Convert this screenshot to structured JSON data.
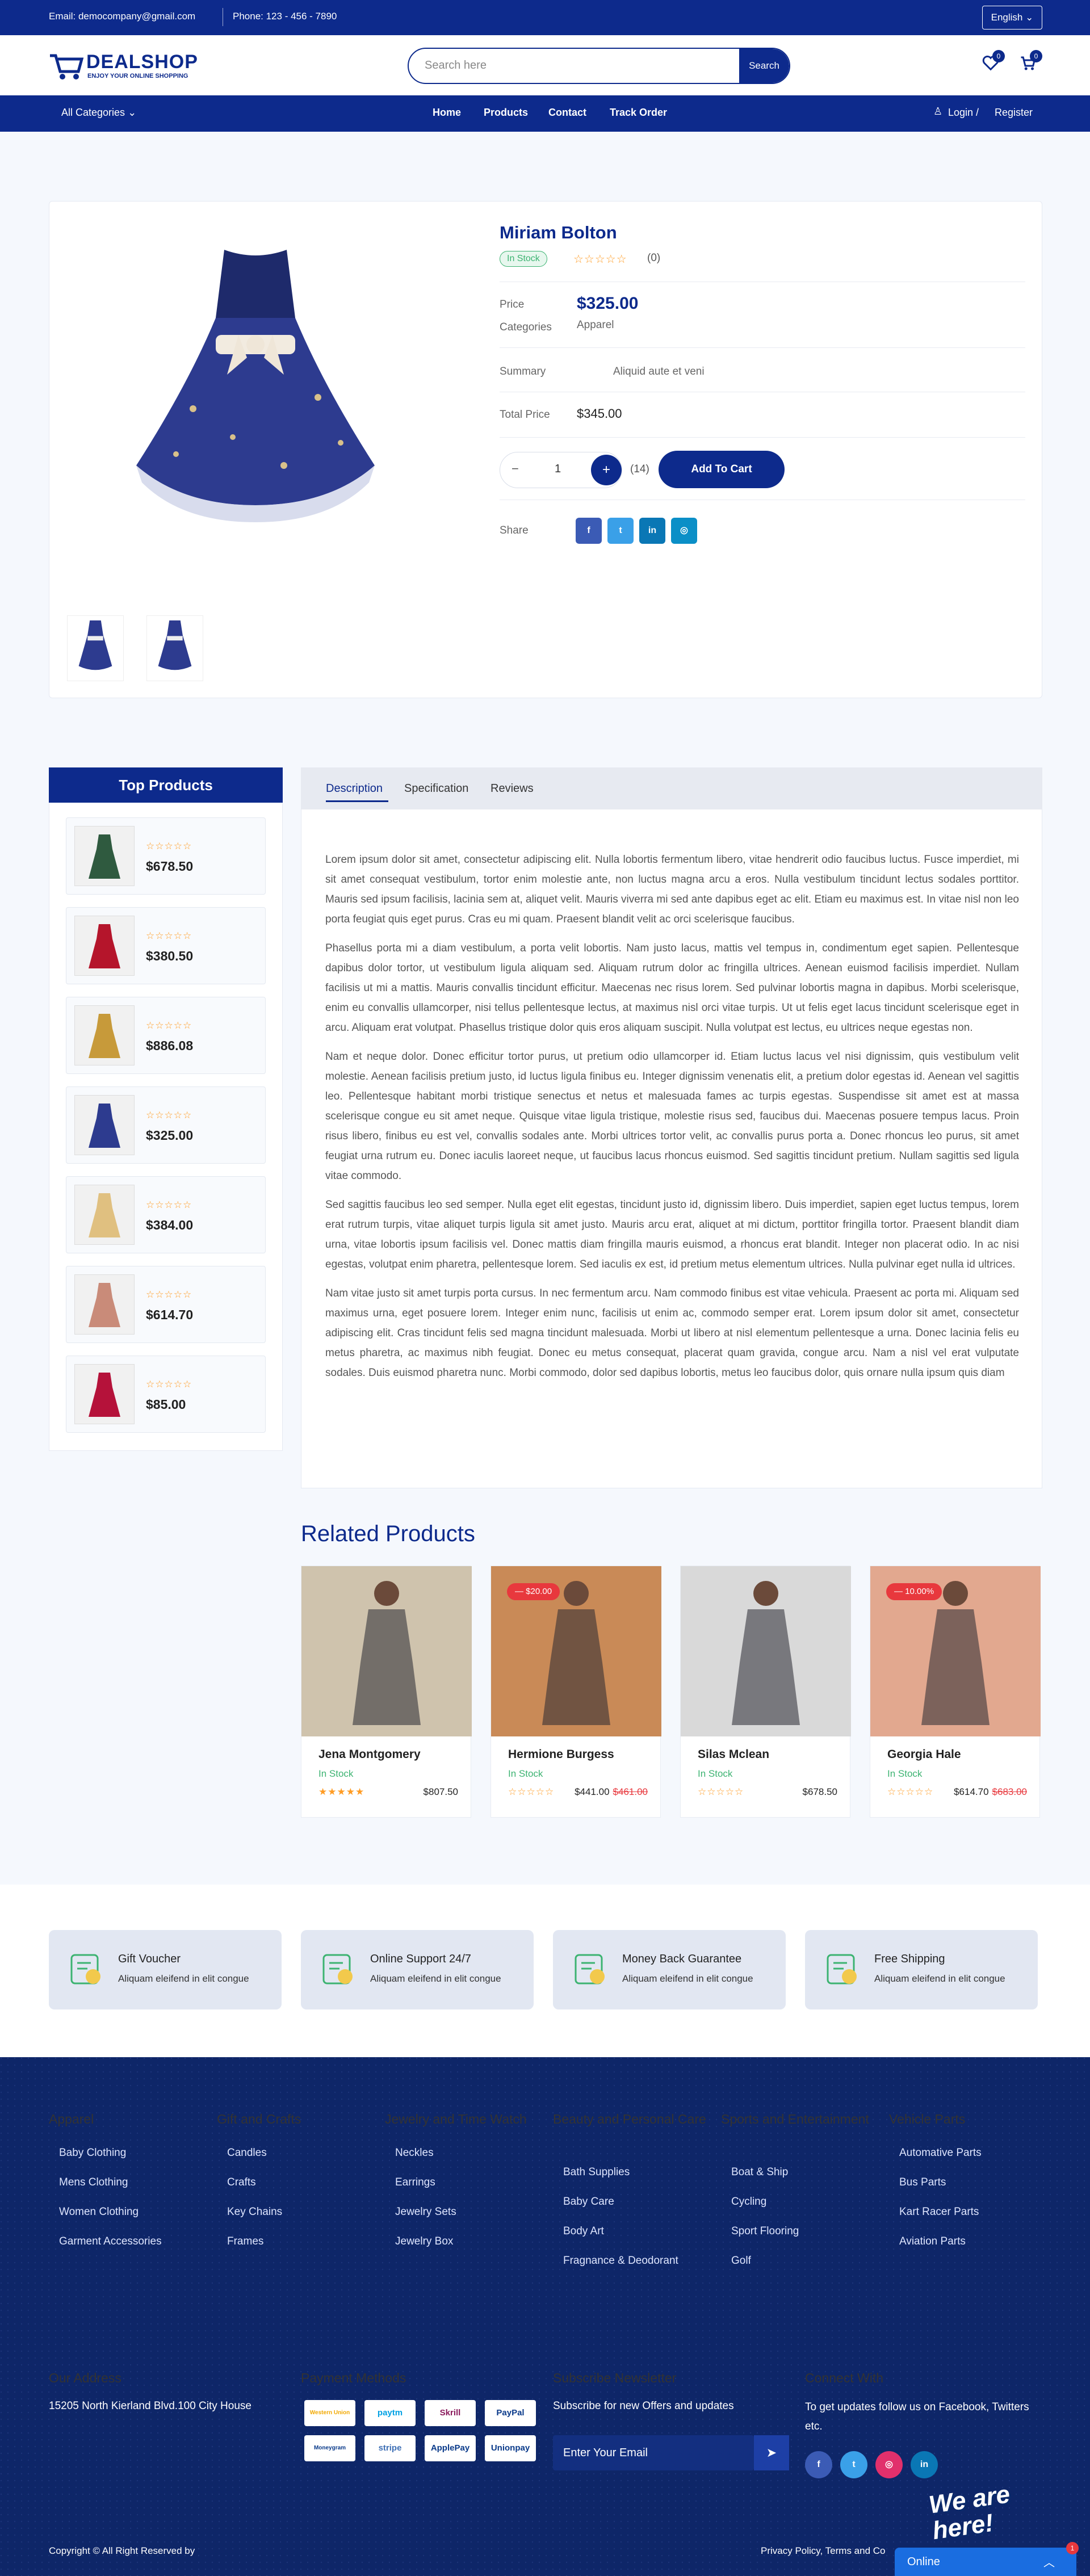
{
  "topbar": {
    "email": "Email: democompany@gmail.com",
    "phone": "Phone: 123 - 456 - 7890",
    "language": "English"
  },
  "header": {
    "logo_title": "DEALSHOP",
    "logo_tagline": "ENJOY YOUR ONLINE SHOPPING",
    "search_placeholder": "Search here",
    "search_button": "Search",
    "wishlist_count": "0",
    "cart_count": "0"
  },
  "nav": {
    "categories": "All Categories",
    "links": [
      "Home",
      "Products",
      "Contact",
      "Track Order"
    ],
    "login": "Login /",
    "register": "Register"
  },
  "product": {
    "name": "Miriam Bolton",
    "stock": "In Stock",
    "reviews": "(0)",
    "price_label": "Price",
    "price": "$325.00",
    "categories_label": "Categories",
    "category": "Apparel",
    "summary_label": "Summary",
    "summary": "Aliquid aute et veni",
    "total_label": "Total Price",
    "total": "$345.00",
    "qty": "1",
    "qty_available": "(14)",
    "add_to_cart": "Add To Cart",
    "share_label": "Share",
    "rating": 0
  },
  "top_products": {
    "title": "Top Products",
    "items": [
      {
        "price": "$678.50",
        "rating": 0
      },
      {
        "price": "$380.50",
        "rating": 0
      },
      {
        "price": "$886.08",
        "rating": 0
      },
      {
        "price": "$325.00",
        "rating": 0
      },
      {
        "price": "$384.00",
        "rating": 0
      },
      {
        "price": "$614.70",
        "rating": 0
      },
      {
        "price": "$85.00",
        "rating": 0
      }
    ]
  },
  "tabs": [
    "Description",
    "Specification",
    "Reviews"
  ],
  "description": [
    "Lorem ipsum dolor sit amet, consectetur adipiscing elit. Nulla lobortis fermentum libero, vitae hendrerit odio faucibus luctus. Fusce imperdiet, mi sit amet consequat vestibulum, tortor enim molestie ante, non luctus magna arcu a eros. Nulla vestibulum tincidunt lectus sodales porttitor. Mauris sed ipsum facilisis, lacinia sem at, aliquet velit. Mauris viverra mi sed ante dapibus eget ac elit. Etiam eu maximus est. In vitae nisl non leo porta feugiat quis eget purus. Cras eu mi quam. Praesent blandit velit ac orci scelerisque faucibus.",
    "Phasellus porta mi a diam vestibulum, a porta velit lobortis. Nam justo lacus, mattis vel tempus in, condimentum eget sapien. Pellentesque dapibus dolor tortor, ut vestibulum ligula aliquam sed. Aliquam rutrum dolor ac fringilla ultrices. Aenean euismod facilisis imperdiet. Nullam facilisis ut mi a mattis. Mauris convallis tincidunt efficitur. Maecenas nec risus lorem. Sed pulvinar lobortis magna in dapibus. Morbi scelerisque, enim eu convallis ullamcorper, nisi tellus pellentesque lectus, at maximus nisl orci vitae turpis. Ut ut felis eget lacus tincidunt scelerisque eget in arcu. Aliquam erat volutpat. Phasellus tristique dolor quis eros aliquam suscipit. Nulla volutpat est lectus, eu ultrices neque egestas non.",
    "Nam et neque dolor. Donec efficitur tortor purus, ut pretium odio ullamcorper id. Etiam luctus lacus vel nisi dignissim, quis vestibulum velit molestie. Aenean facilisis pretium justo, id luctus ligula finibus eu. Integer dignissim venenatis elit, a pretium dolor egestas id. Aenean vel sagittis leo. Pellentesque habitant morbi tristique senectus et netus et malesuada fames ac turpis egestas. Suspendisse sit amet est at massa scelerisque congue eu sit amet neque. Quisque vitae ligula tristique, molestie risus sed, faucibus dui. Maecenas posuere tempus lacus. Proin risus libero, finibus eu est vel, convallis sodales ante. Morbi ultrices tortor velit, ac convallis purus porta a. Donec rhoncus leo purus, sit amet feugiat urna rutrum eu. Donec iaculis laoreet neque, ut faucibus lacus rhoncus euismod. Sed sagittis tincidunt pretium. Nullam sagittis sed ligula vitae commodo.",
    "Sed sagittis faucibus leo sed semper. Nulla eget elit egestas, tincidunt justo id, dignissim libero. Duis imperdiet, sapien eget luctus tempus, lorem erat rutrum turpis, vitae aliquet turpis ligula sit amet justo. Mauris arcu erat, aliquet at mi dictum, porttitor fringilla tortor. Praesent blandit diam urna, vitae lobortis ipsum facilisis vel. Donec mattis diam fringilla mauris euismod, a rhoncus erat blandit. Integer non placerat odio. In ac nisi egestas, volutpat enim pharetra, pellentesque lorem. Sed iaculis ex est, id pretium metus elementum ultrices. Nulla pulvinar eget nulla id ultrices.",
    "Nam vitae justo sit amet turpis porta cursus. In nec fermentum arcu. Nam commodo finibus est vitae vehicula. Praesent ac porta mi. Aliquam sed maximus urna, eget posuere lorem. Integer enim nunc, facilisis ut enim ac, commodo semper erat. Lorem ipsum dolor sit amet, consectetur adipiscing elit. Cras tincidunt felis sed magna tincidunt malesuada. Morbi ut libero at nisl elementum pellentesque a urna. Donec lacinia felis eu metus pharetra, ac maximus nibh feugiat. Donec eu metus consequat, placerat quam gravida, congue arcu. Nam a nisl vel erat vulputate sodales. Duis euismod pharetra nunc. Morbi commodo, dolor sed dapibus lobortis, metus leo faucibus dolor, quis ornare nulla ipsum quis diam"
  ],
  "related": {
    "title": "Related Products",
    "items": [
      {
        "name": "Jena Montgomery",
        "stock": "In Stock",
        "price": "$807.50",
        "old": "",
        "badge": "",
        "rating": 5,
        "bg": "#cfc3ad"
      },
      {
        "name": "Hermione Burgess",
        "stock": "In Stock",
        "price": "$441.00",
        "old": "$461.00",
        "badge": "$20.00",
        "rating": 0,
        "bg": "#c98a57"
      },
      {
        "name": "Silas Mclean",
        "stock": "In Stock",
        "price": "$678.50",
        "old": "",
        "badge": "",
        "rating": 0,
        "bg": "#d9d9d9"
      },
      {
        "name": "Georgia Hale",
        "stock": "In Stock",
        "price": "$614.70",
        "old": "$683.00",
        "badge": "10.00%",
        "rating": 0,
        "bg": "#e2a88f"
      }
    ]
  },
  "features": [
    {
      "title": "Gift Voucher",
      "sub": "Aliquam eleifend in elit congue"
    },
    {
      "title": "Online Support 24/7",
      "sub": "Aliquam eleifend in elit congue"
    },
    {
      "title": "Money Back Guarantee",
      "sub": "Aliquam eleifend in elit congue"
    },
    {
      "title": "Free Shipping",
      "sub": "Aliquam eleifend in elit congue"
    }
  ],
  "footer": {
    "columns": [
      {
        "title": "Apparel",
        "links": [
          "Baby Clothing",
          "Mens Clothing",
          "Women Clothing",
          "Garment Accessories"
        ]
      },
      {
        "title": "Gift and Crafts",
        "links": [
          "Candles",
          "Crafts",
          "Key Chains",
          "Frames"
        ]
      },
      {
        "title": "Jewelry and Time Watch",
        "links": [
          "Neckles",
          "Earrings",
          "Jewelry Sets",
          "Jewelry Box"
        ]
      },
      {
        "title": "Beauty and Personal Care",
        "links": [
          "Bath Supplies",
          "Baby Care",
          "Body Art",
          "Fragnance & Deodorant"
        ]
      },
      {
        "title": "Sports and Entertainment",
        "links": [
          "Boat & Ship",
          "Cycling",
          "Sport Flooring",
          "Golf"
        ]
      },
      {
        "title": "Vehicle Parts",
        "links": [
          "Automative Parts",
          "Bus Parts",
          "Kart Racer Parts",
          "Aviation Parts"
        ]
      }
    ],
    "address_title": "Our Address",
    "address": "15205 North Kierland Blvd.100 City House",
    "payment_title": "Payment Methods",
    "payments": [
      "Western Union",
      "paytm",
      "Skrill",
      "PayPal",
      "Moneygram",
      "stripe",
      "ApplePay",
      "Unionpay"
    ],
    "newsletter_title": "Subscribe Newsletter",
    "newsletter_sub": "Subscribe for new Offers and updates",
    "email_placeholder": "Enter Your Email",
    "connect_title": "Connect With",
    "connect_sub": "To get updates follow us on Facebook, Twitters etc.",
    "copyright": "Copyright © All Right Reserved by",
    "policy": "Privacy Policy, Terms and Co",
    "chat_badge": "We are here!",
    "chat": "Online",
    "chat_count": "1"
  },
  "colors": {
    "brand": "#0d2a8c",
    "footer": "#0e2668",
    "star": "#ff9c24",
    "stock": "#3cb371",
    "sale": "#e8383d"
  }
}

- **EXERCISE**
Gather all the lines that include the word "name" and copy them out.

- **ANSWER TO THE PROBLEM**
    "name": "Miriam Bolton",
        "name": "Jena Montgomery",
        "name": "Hermione Burgess",
        "name": "Silas Mclean",
        "name": "Georgia Hale",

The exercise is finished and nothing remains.